In the listing below, how many lines contain the word "очень"? Please respond with the number only.

* Start SUPPLIED RECORDS *

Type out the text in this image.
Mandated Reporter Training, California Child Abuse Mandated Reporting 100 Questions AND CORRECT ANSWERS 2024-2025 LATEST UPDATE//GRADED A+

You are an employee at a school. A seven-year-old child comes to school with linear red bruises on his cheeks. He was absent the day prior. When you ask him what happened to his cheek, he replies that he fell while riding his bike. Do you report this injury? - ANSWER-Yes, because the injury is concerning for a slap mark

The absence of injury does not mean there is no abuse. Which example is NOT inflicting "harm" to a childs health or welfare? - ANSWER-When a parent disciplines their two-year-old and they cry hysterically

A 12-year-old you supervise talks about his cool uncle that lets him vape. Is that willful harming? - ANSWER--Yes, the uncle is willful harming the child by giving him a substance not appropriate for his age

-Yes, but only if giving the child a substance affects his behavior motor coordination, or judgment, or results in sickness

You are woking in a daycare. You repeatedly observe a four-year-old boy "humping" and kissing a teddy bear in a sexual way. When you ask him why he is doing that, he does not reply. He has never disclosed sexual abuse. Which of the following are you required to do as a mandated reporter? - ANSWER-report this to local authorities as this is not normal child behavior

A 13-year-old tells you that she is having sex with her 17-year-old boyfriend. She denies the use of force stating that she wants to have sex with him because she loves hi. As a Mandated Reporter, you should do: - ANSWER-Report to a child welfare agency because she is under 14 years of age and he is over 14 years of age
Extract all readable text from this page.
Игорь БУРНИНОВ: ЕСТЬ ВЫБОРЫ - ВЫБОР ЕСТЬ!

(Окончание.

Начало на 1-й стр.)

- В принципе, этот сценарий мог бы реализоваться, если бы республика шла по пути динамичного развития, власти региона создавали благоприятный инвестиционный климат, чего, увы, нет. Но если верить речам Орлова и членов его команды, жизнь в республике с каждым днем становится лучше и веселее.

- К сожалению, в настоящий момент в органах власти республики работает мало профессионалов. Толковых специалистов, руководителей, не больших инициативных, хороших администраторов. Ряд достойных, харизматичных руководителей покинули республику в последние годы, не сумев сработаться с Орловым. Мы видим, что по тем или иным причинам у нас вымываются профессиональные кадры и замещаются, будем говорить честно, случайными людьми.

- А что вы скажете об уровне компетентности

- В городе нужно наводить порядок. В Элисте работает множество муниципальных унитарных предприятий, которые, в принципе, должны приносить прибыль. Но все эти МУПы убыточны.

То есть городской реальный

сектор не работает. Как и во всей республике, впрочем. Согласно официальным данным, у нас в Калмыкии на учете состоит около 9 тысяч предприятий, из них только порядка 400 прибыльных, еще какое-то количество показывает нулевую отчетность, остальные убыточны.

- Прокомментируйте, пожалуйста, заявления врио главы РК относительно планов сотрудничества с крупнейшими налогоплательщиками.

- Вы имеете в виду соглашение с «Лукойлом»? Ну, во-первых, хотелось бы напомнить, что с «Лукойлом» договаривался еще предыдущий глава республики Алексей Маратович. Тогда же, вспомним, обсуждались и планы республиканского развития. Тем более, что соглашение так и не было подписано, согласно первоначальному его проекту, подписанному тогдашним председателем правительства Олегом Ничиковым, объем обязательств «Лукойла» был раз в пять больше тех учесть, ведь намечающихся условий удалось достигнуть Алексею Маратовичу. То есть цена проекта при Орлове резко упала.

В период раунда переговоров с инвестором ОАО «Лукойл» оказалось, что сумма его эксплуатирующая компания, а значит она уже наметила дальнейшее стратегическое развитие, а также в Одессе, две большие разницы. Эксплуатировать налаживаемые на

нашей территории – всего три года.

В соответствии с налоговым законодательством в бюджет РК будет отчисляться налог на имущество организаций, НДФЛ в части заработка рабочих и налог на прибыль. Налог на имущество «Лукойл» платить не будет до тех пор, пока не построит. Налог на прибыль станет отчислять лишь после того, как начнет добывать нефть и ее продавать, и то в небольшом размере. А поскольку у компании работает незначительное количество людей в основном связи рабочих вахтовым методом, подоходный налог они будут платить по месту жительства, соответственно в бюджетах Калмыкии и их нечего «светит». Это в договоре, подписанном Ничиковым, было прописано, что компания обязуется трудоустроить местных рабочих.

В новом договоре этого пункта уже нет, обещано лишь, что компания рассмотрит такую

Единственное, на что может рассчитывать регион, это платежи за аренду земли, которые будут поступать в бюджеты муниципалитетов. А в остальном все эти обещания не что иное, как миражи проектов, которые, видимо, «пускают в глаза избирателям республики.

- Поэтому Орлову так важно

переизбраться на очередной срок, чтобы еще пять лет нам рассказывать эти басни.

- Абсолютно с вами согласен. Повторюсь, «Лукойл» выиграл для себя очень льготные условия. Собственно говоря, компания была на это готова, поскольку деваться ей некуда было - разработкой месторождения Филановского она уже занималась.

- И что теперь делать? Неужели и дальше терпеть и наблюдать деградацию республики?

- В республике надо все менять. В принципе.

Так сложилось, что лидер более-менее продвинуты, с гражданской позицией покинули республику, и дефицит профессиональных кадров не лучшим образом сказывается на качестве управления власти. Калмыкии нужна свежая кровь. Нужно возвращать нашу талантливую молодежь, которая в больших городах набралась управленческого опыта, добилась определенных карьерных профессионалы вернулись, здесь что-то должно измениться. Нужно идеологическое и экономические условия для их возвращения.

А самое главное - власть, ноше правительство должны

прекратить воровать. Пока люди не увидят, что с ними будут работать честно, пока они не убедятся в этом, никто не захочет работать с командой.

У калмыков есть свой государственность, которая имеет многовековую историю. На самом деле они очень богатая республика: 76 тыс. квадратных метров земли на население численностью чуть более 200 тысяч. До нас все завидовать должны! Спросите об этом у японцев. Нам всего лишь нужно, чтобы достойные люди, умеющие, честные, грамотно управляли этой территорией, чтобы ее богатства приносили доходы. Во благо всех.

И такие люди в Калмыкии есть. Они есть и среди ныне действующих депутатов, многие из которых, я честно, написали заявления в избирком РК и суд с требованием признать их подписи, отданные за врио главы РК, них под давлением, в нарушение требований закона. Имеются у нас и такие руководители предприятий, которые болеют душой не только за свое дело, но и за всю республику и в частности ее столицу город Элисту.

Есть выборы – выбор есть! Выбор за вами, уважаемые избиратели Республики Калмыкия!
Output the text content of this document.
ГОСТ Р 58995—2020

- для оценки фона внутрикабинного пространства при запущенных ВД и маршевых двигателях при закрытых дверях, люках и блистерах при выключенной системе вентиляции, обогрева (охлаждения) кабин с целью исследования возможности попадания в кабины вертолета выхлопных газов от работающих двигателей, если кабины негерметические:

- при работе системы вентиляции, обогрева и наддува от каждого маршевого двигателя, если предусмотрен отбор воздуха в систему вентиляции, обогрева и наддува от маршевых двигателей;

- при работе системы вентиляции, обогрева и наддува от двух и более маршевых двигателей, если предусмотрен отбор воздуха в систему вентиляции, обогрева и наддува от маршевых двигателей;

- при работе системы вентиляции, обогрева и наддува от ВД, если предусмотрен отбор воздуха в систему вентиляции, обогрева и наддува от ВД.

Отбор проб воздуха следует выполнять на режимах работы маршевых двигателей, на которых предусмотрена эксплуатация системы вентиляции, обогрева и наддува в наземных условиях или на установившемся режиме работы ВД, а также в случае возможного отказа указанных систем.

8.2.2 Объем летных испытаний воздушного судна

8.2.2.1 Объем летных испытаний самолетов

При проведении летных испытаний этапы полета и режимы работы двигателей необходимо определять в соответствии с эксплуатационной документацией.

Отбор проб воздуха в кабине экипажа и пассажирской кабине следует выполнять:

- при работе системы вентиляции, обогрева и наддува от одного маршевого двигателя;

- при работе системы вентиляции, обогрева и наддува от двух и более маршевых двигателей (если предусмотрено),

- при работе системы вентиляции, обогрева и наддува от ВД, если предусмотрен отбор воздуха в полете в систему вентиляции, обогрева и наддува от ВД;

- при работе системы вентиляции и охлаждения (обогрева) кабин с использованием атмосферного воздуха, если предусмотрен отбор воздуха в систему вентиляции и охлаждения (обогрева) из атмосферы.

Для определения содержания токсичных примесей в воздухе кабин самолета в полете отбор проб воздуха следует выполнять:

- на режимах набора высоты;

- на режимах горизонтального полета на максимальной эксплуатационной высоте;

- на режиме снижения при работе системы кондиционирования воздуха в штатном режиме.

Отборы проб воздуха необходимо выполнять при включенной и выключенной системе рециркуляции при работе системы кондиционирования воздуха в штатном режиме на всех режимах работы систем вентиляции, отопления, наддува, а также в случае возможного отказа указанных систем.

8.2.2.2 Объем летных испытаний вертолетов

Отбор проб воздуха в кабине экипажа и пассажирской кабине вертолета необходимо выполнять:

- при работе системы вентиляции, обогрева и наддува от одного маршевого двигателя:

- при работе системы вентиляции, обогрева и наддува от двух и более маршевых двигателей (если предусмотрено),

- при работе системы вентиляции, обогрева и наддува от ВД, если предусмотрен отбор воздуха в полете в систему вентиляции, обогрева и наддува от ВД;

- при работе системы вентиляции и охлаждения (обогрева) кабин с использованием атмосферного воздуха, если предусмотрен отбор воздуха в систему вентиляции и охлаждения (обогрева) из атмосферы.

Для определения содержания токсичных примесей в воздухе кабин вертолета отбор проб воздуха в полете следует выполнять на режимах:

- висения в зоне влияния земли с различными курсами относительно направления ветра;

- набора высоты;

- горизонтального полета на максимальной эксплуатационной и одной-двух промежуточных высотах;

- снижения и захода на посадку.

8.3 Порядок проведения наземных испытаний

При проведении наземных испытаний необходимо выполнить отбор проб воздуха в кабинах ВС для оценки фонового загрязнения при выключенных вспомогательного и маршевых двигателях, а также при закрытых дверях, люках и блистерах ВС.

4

* End SUPPLIED RECORDS *

** EXPECTED ANSWER **
2